--- START OF Records supplied ---

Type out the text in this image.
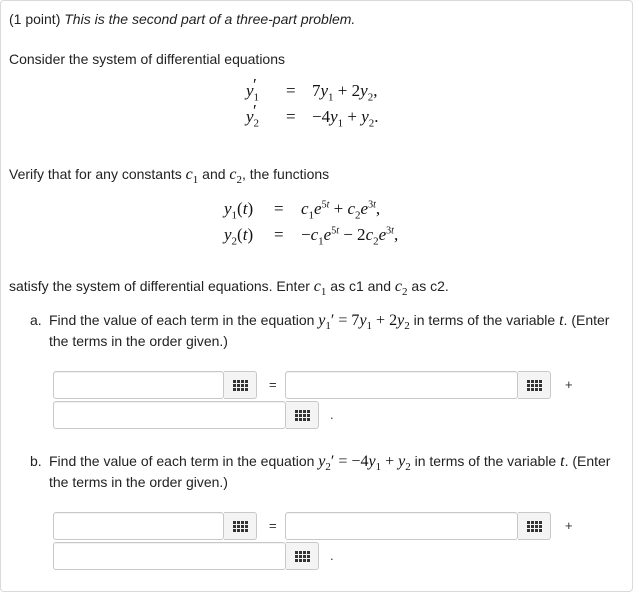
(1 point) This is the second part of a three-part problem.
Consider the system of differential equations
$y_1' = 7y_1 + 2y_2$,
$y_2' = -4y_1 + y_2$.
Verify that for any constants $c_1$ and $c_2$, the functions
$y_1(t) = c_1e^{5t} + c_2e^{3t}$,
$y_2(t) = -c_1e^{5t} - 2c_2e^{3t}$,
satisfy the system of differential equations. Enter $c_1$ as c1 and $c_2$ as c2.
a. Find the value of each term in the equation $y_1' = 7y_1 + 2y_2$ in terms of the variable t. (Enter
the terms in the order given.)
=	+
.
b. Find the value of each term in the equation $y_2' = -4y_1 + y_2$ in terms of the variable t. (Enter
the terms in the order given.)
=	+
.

--- END OF Records supplied ---
--- START OF Records supplied ---

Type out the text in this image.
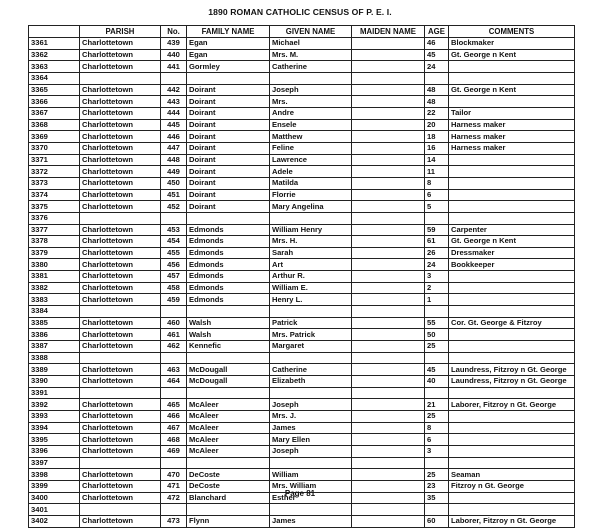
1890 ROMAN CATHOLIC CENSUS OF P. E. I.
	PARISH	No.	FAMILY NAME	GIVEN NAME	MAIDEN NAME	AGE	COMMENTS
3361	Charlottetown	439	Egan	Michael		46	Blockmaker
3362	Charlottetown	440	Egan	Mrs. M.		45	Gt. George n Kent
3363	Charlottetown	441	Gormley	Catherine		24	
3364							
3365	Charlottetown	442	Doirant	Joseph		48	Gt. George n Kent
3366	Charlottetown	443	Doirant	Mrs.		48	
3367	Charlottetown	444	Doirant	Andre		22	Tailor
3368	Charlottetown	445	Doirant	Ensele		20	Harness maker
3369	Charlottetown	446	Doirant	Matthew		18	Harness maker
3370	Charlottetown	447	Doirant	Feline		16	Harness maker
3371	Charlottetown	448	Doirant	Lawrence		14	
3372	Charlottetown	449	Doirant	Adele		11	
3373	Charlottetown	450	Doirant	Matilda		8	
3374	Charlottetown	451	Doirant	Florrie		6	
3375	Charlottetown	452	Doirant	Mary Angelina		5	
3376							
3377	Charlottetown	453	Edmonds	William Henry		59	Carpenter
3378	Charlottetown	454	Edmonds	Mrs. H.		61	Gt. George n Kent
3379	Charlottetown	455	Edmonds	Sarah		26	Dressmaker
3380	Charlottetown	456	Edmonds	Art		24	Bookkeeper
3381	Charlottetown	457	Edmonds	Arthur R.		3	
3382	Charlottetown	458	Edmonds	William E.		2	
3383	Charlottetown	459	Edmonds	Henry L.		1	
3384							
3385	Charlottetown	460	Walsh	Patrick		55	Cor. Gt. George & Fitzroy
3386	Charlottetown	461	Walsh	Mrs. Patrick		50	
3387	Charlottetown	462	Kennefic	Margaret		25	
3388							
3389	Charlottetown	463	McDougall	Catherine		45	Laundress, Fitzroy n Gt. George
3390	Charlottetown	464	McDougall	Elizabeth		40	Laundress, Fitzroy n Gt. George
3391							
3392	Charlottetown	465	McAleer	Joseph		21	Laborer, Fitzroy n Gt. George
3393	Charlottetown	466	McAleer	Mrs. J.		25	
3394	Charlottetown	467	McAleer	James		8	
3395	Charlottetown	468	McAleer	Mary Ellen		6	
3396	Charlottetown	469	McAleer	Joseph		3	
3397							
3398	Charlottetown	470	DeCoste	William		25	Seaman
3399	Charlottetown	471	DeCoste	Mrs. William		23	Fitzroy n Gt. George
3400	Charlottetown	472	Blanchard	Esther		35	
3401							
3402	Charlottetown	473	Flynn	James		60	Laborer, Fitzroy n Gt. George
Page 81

--- END OF Records supplied ---
--- START OF Records supplied ---

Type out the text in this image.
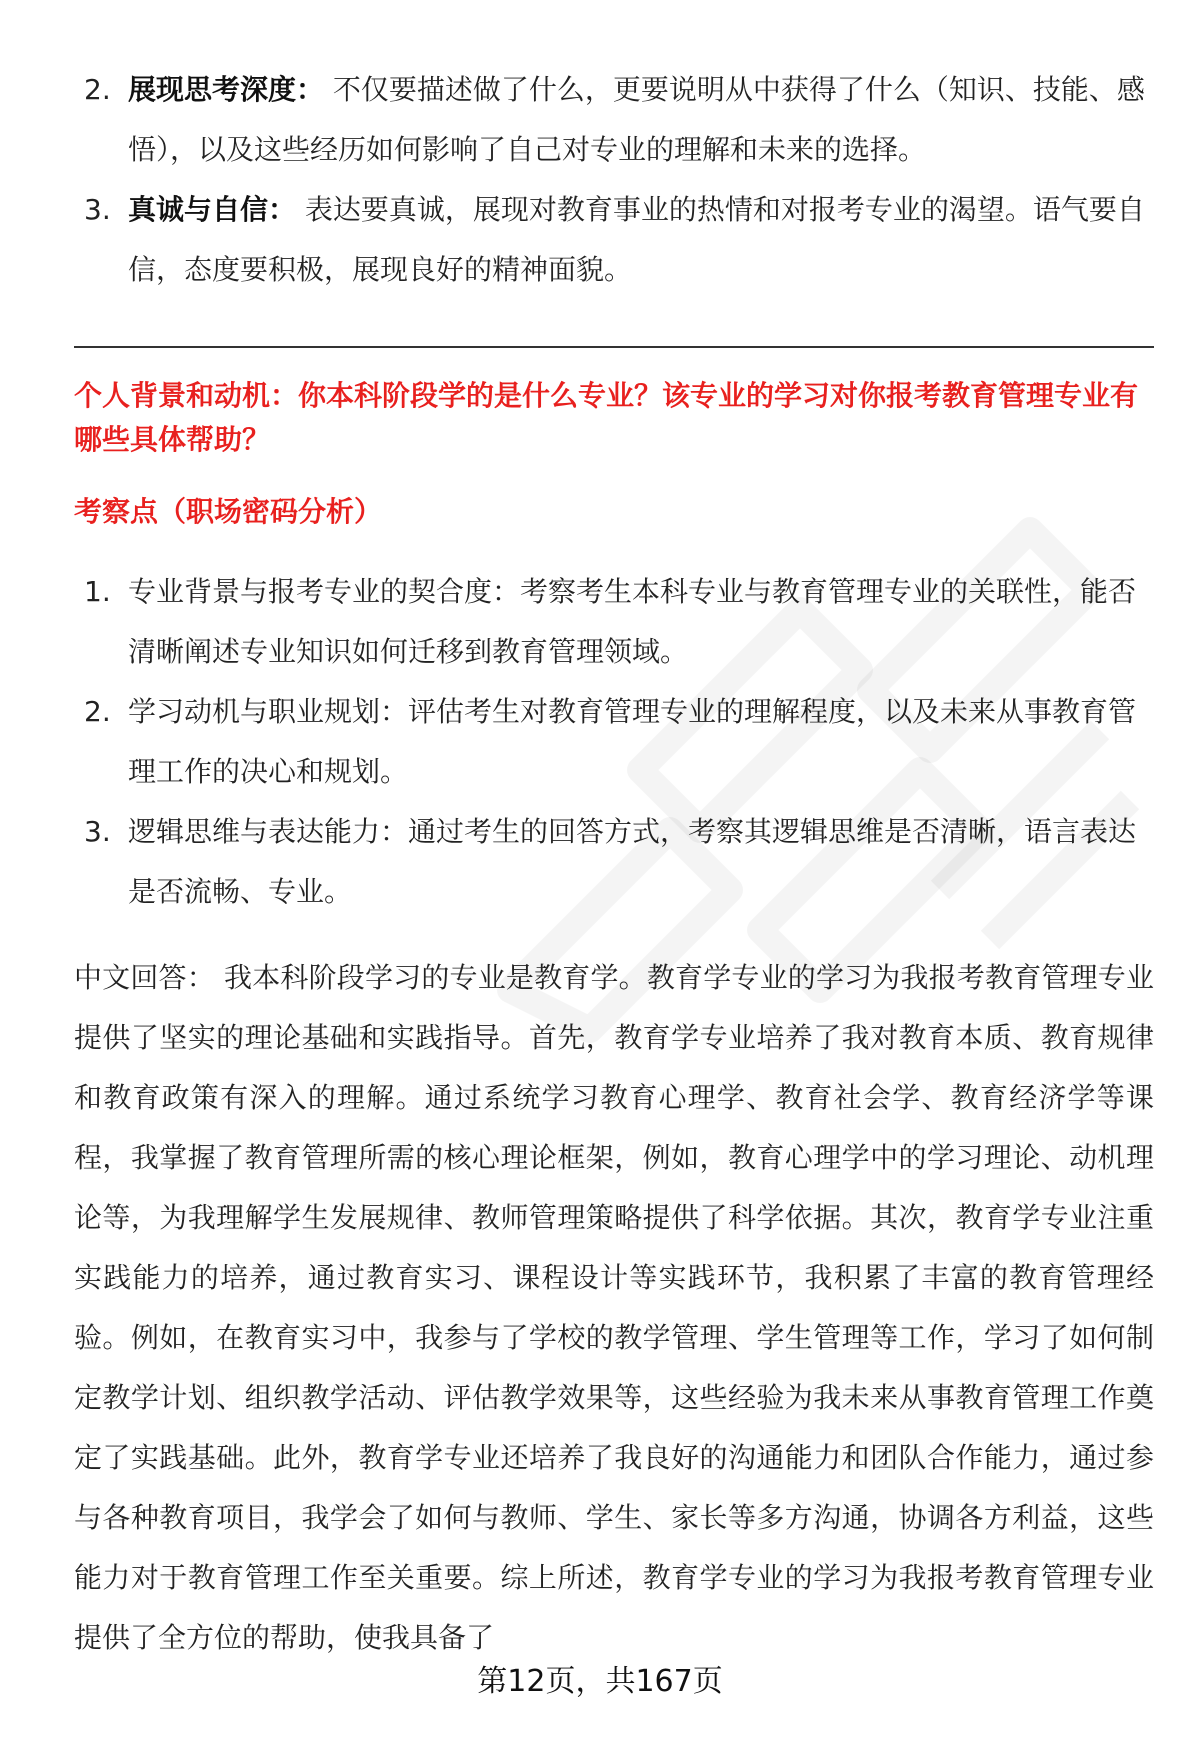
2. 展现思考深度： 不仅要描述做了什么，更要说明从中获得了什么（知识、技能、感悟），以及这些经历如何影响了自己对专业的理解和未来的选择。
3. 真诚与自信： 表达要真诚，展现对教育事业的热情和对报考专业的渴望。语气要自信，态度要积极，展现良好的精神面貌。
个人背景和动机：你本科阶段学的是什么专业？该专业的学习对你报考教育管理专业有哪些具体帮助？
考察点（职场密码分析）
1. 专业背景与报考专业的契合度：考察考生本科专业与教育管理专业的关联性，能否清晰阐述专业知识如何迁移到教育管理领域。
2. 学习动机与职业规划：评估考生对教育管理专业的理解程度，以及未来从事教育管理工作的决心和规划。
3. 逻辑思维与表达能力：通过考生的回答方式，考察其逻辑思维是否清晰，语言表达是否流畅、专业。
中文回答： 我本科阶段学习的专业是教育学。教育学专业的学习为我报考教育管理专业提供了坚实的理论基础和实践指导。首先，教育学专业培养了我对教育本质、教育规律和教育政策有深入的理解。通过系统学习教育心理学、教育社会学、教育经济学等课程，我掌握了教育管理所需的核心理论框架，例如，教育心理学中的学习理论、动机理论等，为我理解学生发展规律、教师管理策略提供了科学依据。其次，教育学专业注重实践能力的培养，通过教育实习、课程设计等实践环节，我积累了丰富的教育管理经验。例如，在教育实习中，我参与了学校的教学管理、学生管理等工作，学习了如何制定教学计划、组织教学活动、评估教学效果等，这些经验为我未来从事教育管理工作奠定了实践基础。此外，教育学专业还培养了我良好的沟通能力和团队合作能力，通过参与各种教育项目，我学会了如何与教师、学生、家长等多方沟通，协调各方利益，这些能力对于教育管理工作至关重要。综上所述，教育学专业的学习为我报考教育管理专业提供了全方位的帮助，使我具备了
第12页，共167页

--- END OF Records supplied ---

Problem ->
Using the entries above, tally how many lines have the word "terms" in them; write the number and nothing more.

Response ->
4